--- BEGIN DATA SUPPLIED ---

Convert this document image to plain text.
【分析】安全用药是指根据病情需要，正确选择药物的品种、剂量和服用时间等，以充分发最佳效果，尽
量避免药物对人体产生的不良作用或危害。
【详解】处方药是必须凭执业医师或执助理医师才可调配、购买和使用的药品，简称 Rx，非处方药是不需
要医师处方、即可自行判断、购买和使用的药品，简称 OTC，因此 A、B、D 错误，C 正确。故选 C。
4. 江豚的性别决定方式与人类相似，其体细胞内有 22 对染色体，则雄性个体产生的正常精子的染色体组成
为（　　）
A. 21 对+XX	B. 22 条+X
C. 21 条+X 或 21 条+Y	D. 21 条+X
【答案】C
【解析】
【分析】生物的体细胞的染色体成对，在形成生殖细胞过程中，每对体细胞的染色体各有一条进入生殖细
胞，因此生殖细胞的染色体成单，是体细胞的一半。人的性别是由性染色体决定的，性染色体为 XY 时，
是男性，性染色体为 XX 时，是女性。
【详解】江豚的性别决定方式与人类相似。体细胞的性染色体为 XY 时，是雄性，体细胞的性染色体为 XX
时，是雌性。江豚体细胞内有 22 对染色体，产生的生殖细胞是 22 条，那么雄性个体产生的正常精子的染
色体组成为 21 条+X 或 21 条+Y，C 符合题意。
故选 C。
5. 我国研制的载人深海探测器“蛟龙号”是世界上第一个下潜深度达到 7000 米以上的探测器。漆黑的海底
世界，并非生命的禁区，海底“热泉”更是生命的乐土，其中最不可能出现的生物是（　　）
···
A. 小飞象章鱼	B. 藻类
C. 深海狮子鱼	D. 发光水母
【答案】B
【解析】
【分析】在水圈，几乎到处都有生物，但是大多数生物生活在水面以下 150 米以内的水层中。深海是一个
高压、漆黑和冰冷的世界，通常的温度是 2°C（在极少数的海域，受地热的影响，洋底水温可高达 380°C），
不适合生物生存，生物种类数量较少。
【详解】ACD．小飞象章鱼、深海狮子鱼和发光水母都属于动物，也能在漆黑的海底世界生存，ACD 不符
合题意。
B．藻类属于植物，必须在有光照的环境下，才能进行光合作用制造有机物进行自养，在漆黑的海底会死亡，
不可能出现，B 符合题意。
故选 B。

--- END DATA SUPPLIED ---

GIVEN EXERCISE: Using the entries above, find all lines with "对染色体". Copy them.

OUTPUT FOR THIS TASK:
4. 江豚的性别决定方式与人类相似，其体细胞内有 22 对染色体，则雄性个体产生的正常精子的染色体组成
时，是雌性。江豚体细胞内有 22 对染色体，产生的生殖细胞是 22 条，那么雄性个体产生的正常精子的染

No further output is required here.